**EXERCISE DIRECTIONS**
Return the listing below in full, with every line exactly as it is.

******************************

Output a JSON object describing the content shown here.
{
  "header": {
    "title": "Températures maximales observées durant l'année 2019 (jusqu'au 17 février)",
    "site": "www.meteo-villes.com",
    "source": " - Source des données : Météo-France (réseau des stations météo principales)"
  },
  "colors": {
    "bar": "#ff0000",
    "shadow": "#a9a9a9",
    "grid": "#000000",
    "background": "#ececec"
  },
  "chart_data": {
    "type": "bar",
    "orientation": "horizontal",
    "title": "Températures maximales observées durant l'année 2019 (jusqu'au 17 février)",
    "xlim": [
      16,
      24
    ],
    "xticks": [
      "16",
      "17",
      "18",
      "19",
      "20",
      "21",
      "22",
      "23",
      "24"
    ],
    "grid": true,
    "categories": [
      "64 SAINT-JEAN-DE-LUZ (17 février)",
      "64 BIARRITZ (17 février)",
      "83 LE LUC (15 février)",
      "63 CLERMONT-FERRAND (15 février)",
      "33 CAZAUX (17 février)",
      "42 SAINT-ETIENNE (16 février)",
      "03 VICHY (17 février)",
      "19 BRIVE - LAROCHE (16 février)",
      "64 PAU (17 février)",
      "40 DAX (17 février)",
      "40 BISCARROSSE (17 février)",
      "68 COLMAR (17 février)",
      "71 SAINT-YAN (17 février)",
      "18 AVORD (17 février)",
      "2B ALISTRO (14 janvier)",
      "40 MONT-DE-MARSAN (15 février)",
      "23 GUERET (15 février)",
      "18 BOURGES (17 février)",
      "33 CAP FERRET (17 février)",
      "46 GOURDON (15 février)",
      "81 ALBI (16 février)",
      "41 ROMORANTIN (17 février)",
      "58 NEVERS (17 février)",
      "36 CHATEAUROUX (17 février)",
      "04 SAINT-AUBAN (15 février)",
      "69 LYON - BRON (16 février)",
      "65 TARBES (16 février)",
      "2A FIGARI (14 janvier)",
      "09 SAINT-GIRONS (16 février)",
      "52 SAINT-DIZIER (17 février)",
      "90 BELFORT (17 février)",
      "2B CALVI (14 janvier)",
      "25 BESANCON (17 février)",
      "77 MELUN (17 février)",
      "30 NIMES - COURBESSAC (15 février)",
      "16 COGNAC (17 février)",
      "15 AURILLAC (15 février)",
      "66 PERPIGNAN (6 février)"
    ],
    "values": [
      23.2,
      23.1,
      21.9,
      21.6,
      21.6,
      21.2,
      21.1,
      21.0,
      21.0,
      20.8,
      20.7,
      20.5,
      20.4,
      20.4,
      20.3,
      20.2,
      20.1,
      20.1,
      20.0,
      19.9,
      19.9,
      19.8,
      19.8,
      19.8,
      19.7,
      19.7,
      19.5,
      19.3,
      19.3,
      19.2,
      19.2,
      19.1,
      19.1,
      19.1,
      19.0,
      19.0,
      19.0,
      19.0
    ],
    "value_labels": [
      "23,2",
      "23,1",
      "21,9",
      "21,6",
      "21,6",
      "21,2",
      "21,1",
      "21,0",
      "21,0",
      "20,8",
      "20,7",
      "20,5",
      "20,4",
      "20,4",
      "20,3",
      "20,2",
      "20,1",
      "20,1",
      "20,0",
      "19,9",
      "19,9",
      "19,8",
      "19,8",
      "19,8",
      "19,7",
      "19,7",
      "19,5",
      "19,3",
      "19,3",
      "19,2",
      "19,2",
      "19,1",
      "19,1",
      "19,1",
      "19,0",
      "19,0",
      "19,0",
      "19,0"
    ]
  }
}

******************************

**ANSWER**
Output a JSON object describing the content shown here.
{
  "header": {
    "title": "Températures maximales observées durant l'année 2019 (jusqu'au 17 février)",
    "site": "www.meteo-villes.com",
    "source": " - Source des données : Météo-France (réseau des stations météo principales)"
  },
  "colors": {
    "bar": "#ff0000",
    "shadow": "#a9a9a9",
    "grid": "#000000",
    "background": "#ececec"
  },
  "chart_data": {
    "type": "bar",
    "orientation": "horizontal",
    "title": "Températures maximales observées durant l'année 2019 (jusqu'au 17 février)",
    "xlim": [
      16,
      24
    ],
    "xticks": [
      "16",
      "17",
      "18",
      "19",
      "20",
      "21",
      "22",
      "23",
      "24"
    ],
    "grid": true,
    "categories": [
      "64 SAINT-JEAN-DE-LUZ (17 février)",
      "64 BIARRITZ (17 février)",
      "83 LE LUC (15 février)",
      "63 CLERMONT-FERRAND (15 février)",
      "33 CAZAUX (17 février)",
      "42 SAINT-ETIENNE (16 février)",
      "03 VICHY (17 février)",
      "19 BRIVE - LAROCHE (16 février)",
      "64 PAU (17 février)",
      "40 DAX (17 février)",
      "40 BISCARROSSE (17 février)",
      "68 COLMAR (17 février)",
      "71 SAINT-YAN (17 février)",
      "18 AVORD (17 février)",
      "2B ALISTRO (14 janvier)",
      "40 MONT-DE-MARSAN (15 février)",
      "23 GUERET (15 février)",
      "18 BOURGES (17 février)",
      "33 CAP FERRET (17 février)",
      "46 GOURDON (15 février)",
      "81 ALBI (16 février)",
      "41 ROMORANTIN (17 février)",
      "58 NEVERS (17 février)",
      "36 CHATEAUROUX (17 février)",
      "04 SAINT-AUBAN (15 février)",
      "69 LYON - BRON (16 février)",
      "65 TARBES (16 février)",
      "2A FIGARI (14 janvier)",
      "09 SAINT-GIRONS (16 février)",
      "52 SAINT-DIZIER (17 février)",
      "90 BELFORT (17 février)",
      "2B CALVI (14 janvier)",
      "25 BESANCON (17 février)",
      "77 MELUN (17 février)",
      "30 NIMES - COURBESSAC (15 février)",
      "16 COGNAC (17 février)",
      "15 AURILLAC (15 février)",
      "66 PERPIGNAN (6 février)"
    ],
    "values": [
      23.2,
      23.1,
      21.9,
      21.6,
      21.6,
      21.2,
      21.1,
      21.0,
      21.0,
      20.8,
      20.7,
      20.5,
      20.4,
      20.4,
      20.3,
      20.2,
      20.1,
      20.1,
      20.0,
      19.9,
      19.9,
      19.8,
      19.8,
      19.8,
      19.7,
      19.7,
      19.5,
      19.3,
      19.3,
      19.2,
      19.2,
      19.1,
      19.1,
      19.1,
      19.0,
      19.0,
      19.0,
      19.0
    ],
    "value_labels": [
      "23,2",
      "23,1",
      "21,9",
      "21,6",
      "21,6",
      "21,2",
      "21,1",
      "21,0",
      "21,0",
      "20,8",
      "20,7",
      "20,5",
      "20,4",
      "20,4",
      "20,3",
      "20,2",
      "20,1",
      "20,1",
      "20,0",
      "19,9",
      "19,9",
      "19,8",
      "19,8",
      "19,8",
      "19,7",
      "19,7",
      "19,5",
      "19,3",
      "19,3",
      "19,2",
      "19,2",
      "19,1",
      "19,1",
      "19,1",
      "19,0",
      "19,0",
      "19,0",
      "19,0"
    ]
  }
}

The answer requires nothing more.